**The exercise:** Write out each record below exactly as it appears, with no pictures.

[Begin]

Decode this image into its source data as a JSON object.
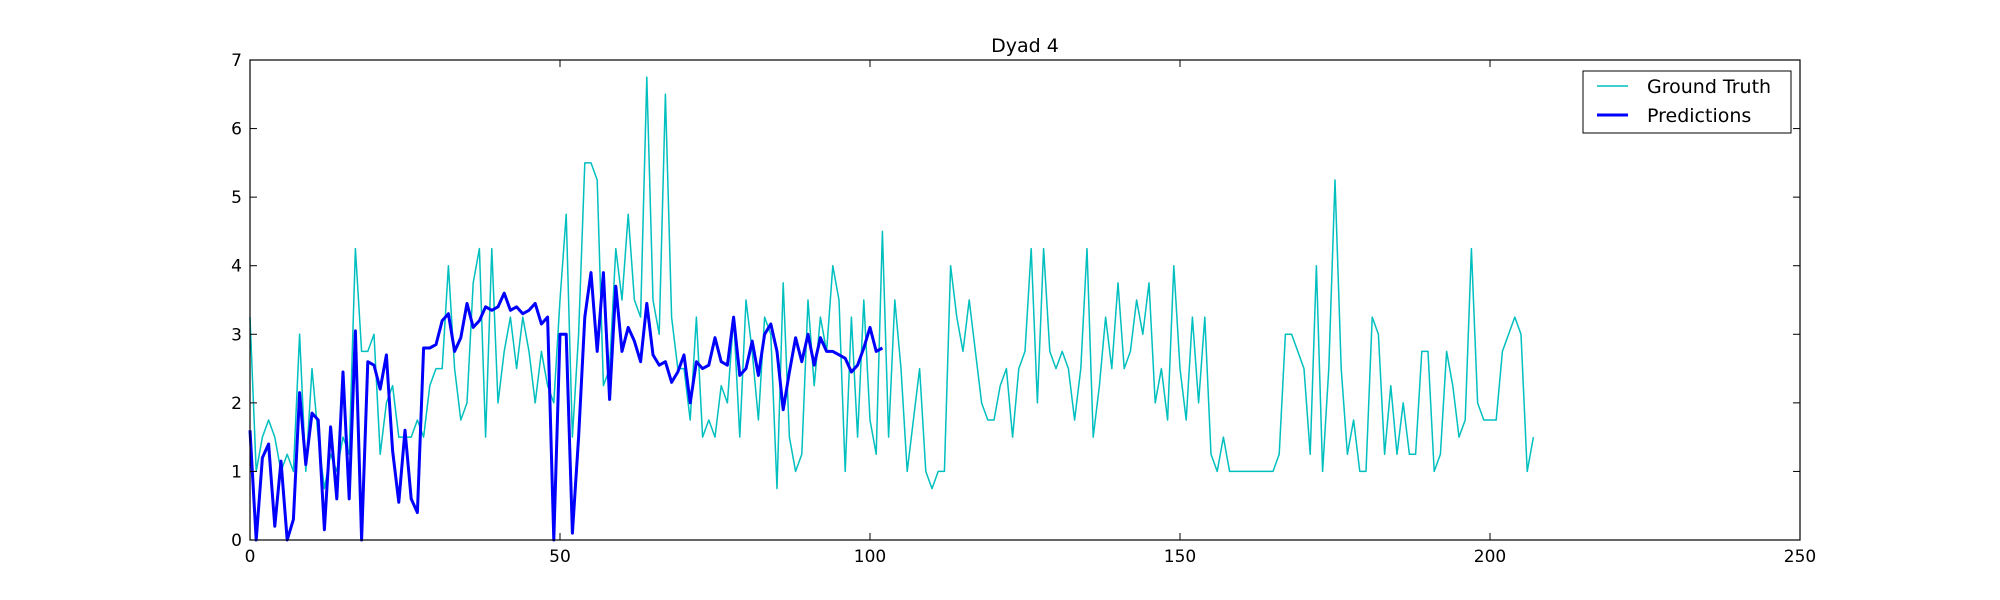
{
  "chart_data": {
    "type": "line",
    "title": "Dyad 4",
    "xlabel": "",
    "ylabel": "",
    "xlim": [
      0,
      250
    ],
    "ylim": [
      0,
      7
    ],
    "xticks": [
      0,
      50,
      100,
      150,
      200,
      250
    ],
    "yticks": [
      0,
      1,
      2,
      3,
      4,
      5,
      6,
      7
    ],
    "grid": false,
    "legend_position": "top-right",
    "series": [
      {
        "name": "Ground Truth",
        "color": "#00bfbf",
        "values": [
          3.25,
          1.0,
          1.5,
          1.75,
          1.5,
          1.0,
          1.25,
          1.0,
          3.0,
          1.0,
          2.5,
          1.5,
          0.75,
          1.25,
          1.0,
          1.5,
          1.25,
          4.25,
          2.75,
          2.75,
          3.0,
          1.25,
          2.0,
          2.25,
          1.5,
          1.5,
          1.5,
          1.75,
          1.5,
          2.25,
          2.5,
          2.5,
          4.0,
          2.5,
          1.75,
          2.0,
          3.75,
          4.25,
          1.5,
          4.25,
          2.0,
          2.75,
          3.25,
          2.5,
          3.25,
          2.75,
          2.0,
          2.75,
          2.25,
          2.0,
          3.5,
          4.75,
          1.5,
          3.0,
          5.5,
          5.5,
          5.25,
          2.25,
          2.5,
          4.25,
          3.5,
          4.75,
          3.5,
          3.25,
          6.75,
          3.5,
          3.0,
          6.5,
          3.25,
          2.5,
          2.5,
          1.75,
          3.25,
          1.5,
          1.75,
          1.5,
          2.25,
          2.0,
          3.25,
          1.5,
          3.5,
          2.75,
          1.75,
          3.25,
          3.0,
          0.75,
          3.75,
          1.5,
          1.0,
          1.25,
          3.5,
          2.25,
          3.25,
          2.75,
          4.0,
          3.5,
          1.0,
          3.25,
          1.5,
          3.5,
          1.75,
          1.25,
          4.5,
          1.5,
          3.5,
          2.5,
          1.0,
          1.75,
          2.5,
          1.0,
          0.75,
          1.0,
          1.0,
          4.0,
          3.25,
          2.75,
          3.5,
          2.75,
          2.0,
          1.75,
          1.75,
          2.25,
          2.5,
          1.5,
          2.5,
          2.75,
          4.25,
          2.0,
          4.25,
          2.75,
          2.5,
          2.75,
          2.5,
          1.75,
          2.5,
          4.25,
          1.5,
          2.25,
          3.25,
          2.5,
          3.75,
          2.5,
          2.75,
          3.5,
          3.0,
          3.75,
          2.0,
          2.5,
          1.75,
          4.0,
          2.5,
          1.75,
          3.25,
          2.0,
          3.25,
          1.25,
          1.0,
          1.5,
          1.0,
          1.0,
          1.0,
          1.0,
          1.0,
          1.0,
          1.0,
          1.0,
          1.25,
          3.0,
          3.0,
          2.75,
          2.5,
          1.25,
          4.0,
          1.0,
          2.5,
          5.25,
          2.5,
          1.25,
          1.75,
          1.0,
          1.0,
          3.25,
          3.0,
          1.25,
          2.25,
          1.25,
          2.0,
          1.25,
          1.25,
          2.75,
          2.75,
          1.0,
          1.25,
          2.75,
          2.25,
          1.5,
          1.75,
          4.25,
          2.0,
          1.75,
          1.75,
          1.75,
          2.75,
          3.0,
          3.25,
          3.0,
          1.0,
          1.5
        ]
      },
      {
        "name": "Predictions",
        "color": "#0000ff",
        "values": [
          1.6,
          0.0,
          1.2,
          1.4,
          0.2,
          1.15,
          0.0,
          0.3,
          2.15,
          1.1,
          1.85,
          1.75,
          0.15,
          1.65,
          0.6,
          2.45,
          0.6,
          3.05,
          0.0,
          2.6,
          2.55,
          2.2,
          2.7,
          1.3,
          0.55,
          1.6,
          0.6,
          0.4,
          2.8,
          2.8,
          2.85,
          3.2,
          3.3,
          2.75,
          2.95,
          3.45,
          3.1,
          3.2,
          3.4,
          3.35,
          3.4,
          3.6,
          3.35,
          3.4,
          3.3,
          3.35,
          3.45,
          3.15,
          3.25,
          0.0,
          3.0,
          3.0,
          0.1,
          1.5,
          3.25,
          3.9,
          2.75,
          3.9,
          2.05,
          3.7,
          2.75,
          3.1,
          2.9,
          2.6,
          3.45,
          2.7,
          2.55,
          2.6,
          2.3,
          2.45,
          2.7,
          2.0,
          2.6,
          2.5,
          2.55,
          2.95,
          2.6,
          2.55,
          3.25,
          2.4,
          2.5,
          2.9,
          2.4,
          3.0,
          3.15,
          2.75,
          1.9,
          2.45,
          2.95,
          2.6,
          3.0,
          2.55,
          2.95,
          2.75,
          2.75,
          2.7,
          2.65,
          2.45,
          2.55,
          2.8,
          3.1,
          2.75,
          2.8
        ]
      }
    ]
  }
}
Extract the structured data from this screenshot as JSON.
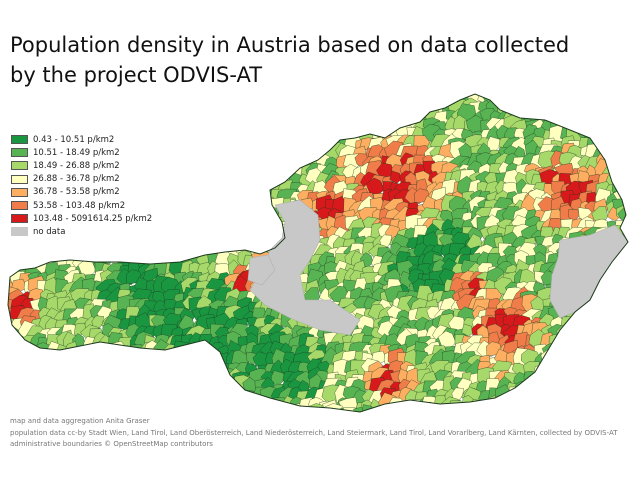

[End]

**Answer in full:**
Decode this image into its source data as a JSON object.
{
  "chart_data": {
    "type": "line",
    "title": "Dyad 4",
    "xlabel": "",
    "ylabel": "",
    "xlim": [
      0,
      250
    ],
    "ylim": [
      0,
      7
    ],
    "xticks": [
      0,
      50,
      100,
      150,
      200,
      250
    ],
    "yticks": [
      0,
      1,
      2,
      3,
      4,
      5,
      6,
      7
    ],
    "grid": false,
    "legend_position": "top-right",
    "series": [
      {
        "name": "Ground Truth",
        "color": "#00bfbf",
        "values": [
          3.25,
          1.0,
          1.5,
          1.75,
          1.5,
          1.0,
          1.25,
          1.0,
          3.0,
          1.0,
          2.5,
          1.5,
          0.75,
          1.25,
          1.0,
          1.5,
          1.25,
          4.25,
          2.75,
          2.75,
          3.0,
          1.25,
          2.0,
          2.25,
          1.5,
          1.5,
          1.5,
          1.75,
          1.5,
          2.25,
          2.5,
          2.5,
          4.0,
          2.5,
          1.75,
          2.0,
          3.75,
          4.25,
          1.5,
          4.25,
          2.0,
          2.75,
          3.25,
          2.5,
          3.25,
          2.75,
          2.0,
          2.75,
          2.25,
          2.0,
          3.5,
          4.75,
          1.5,
          3.0,
          5.5,
          5.5,
          5.25,
          2.25,
          2.5,
          4.25,
          3.5,
          4.75,
          3.5,
          3.25,
          6.75,
          3.5,
          3.0,
          6.5,
          3.25,
          2.5,
          2.5,
          1.75,
          3.25,
          1.5,
          1.75,
          1.5,
          2.25,
          2.0,
          3.25,
          1.5,
          3.5,
          2.75,
          1.75,
          3.25,
          3.0,
          0.75,
          3.75,
          1.5,
          1.0,
          1.25,
          3.5,
          2.25,
          3.25,
          2.75,
          4.0,
          3.5,
          1.0,
          3.25,
          1.5,
          3.5,
          1.75,
          1.25,
          4.5,
          1.5,
          3.5,
          2.5,
          1.0,
          1.75,
          2.5,
          1.0,
          0.75,
          1.0,
          1.0,
          4.0,
          3.25,
          2.75,
          3.5,
          2.75,
          2.0,
          1.75,
          1.75,
          2.25,
          2.5,
          1.5,
          2.5,
          2.75,
          4.25,
          2.0,
          4.25,
          2.75,
          2.5,
          2.75,
          2.5,
          1.75,
          2.5,
          4.25,
          1.5,
          2.25,
          3.25,
          2.5,
          3.75,
          2.5,
          2.75,
          3.5,
          3.0,
          3.75,
          2.0,
          2.5,
          1.75,
          4.0,
          2.5,
          1.75,
          3.25,
          2.0,
          3.25,
          1.25,
          1.0,
          1.5,
          1.0,
          1.0,
          1.0,
          1.0,
          1.0,
          1.0,
          1.0,
          1.0,
          1.25,
          3.0,
          3.0,
          2.75,
          2.5,
          1.25,
          4.0,
          1.0,
          2.5,
          5.25,
          2.5,
          1.25,
          1.75,
          1.0,
          1.0,
          3.25,
          3.0,
          1.25,
          2.25,
          1.25,
          2.0,
          1.25,
          1.25,
          2.75,
          2.75,
          1.0,
          1.25,
          2.75,
          2.25,
          1.5,
          1.75,
          4.25,
          2.0,
          1.75,
          1.75,
          1.75,
          2.75,
          3.0,
          3.25,
          3.0,
          1.0,
          1.5
        ]
      },
      {
        "name": "Predictions",
        "color": "#0000ff",
        "values": [
          1.6,
          0.0,
          1.2,
          1.4,
          0.2,
          1.15,
          0.0,
          0.3,
          2.15,
          1.1,
          1.85,
          1.75,
          0.15,
          1.65,
          0.6,
          2.45,
          0.6,
          3.05,
          0.0,
          2.6,
          2.55,
          2.2,
          2.7,
          1.3,
          0.55,
          1.6,
          0.6,
          0.4,
          2.8,
          2.8,
          2.85,
          3.2,
          3.3,
          2.75,
          2.95,
          3.45,
          3.1,
          3.2,
          3.4,
          3.35,
          3.4,
          3.6,
          3.35,
          3.4,
          3.3,
          3.35,
          3.45,
          3.15,
          3.25,
          0.0,
          3.0,
          3.0,
          0.1,
          1.5,
          3.25,
          3.9,
          2.75,
          3.9,
          2.05,
          3.7,
          2.75,
          3.1,
          2.9,
          2.6,
          3.45,
          2.7,
          2.55,
          2.6,
          2.3,
          2.45,
          2.7,
          2.0,
          2.6,
          2.5,
          2.55,
          2.95,
          2.6,
          2.55,
          3.25,
          2.4,
          2.5,
          2.9,
          2.4,
          3.0,
          3.15,
          2.75,
          1.9,
          2.45,
          2.95,
          2.6,
          3.0,
          2.55,
          2.95,
          2.75,
          2.75,
          2.7,
          2.65,
          2.45,
          2.55,
          2.8,
          3.1,
          2.75,
          2.8
        ]
      }
    ]
  }
}
Extract the structured data from this screenshot as JSON.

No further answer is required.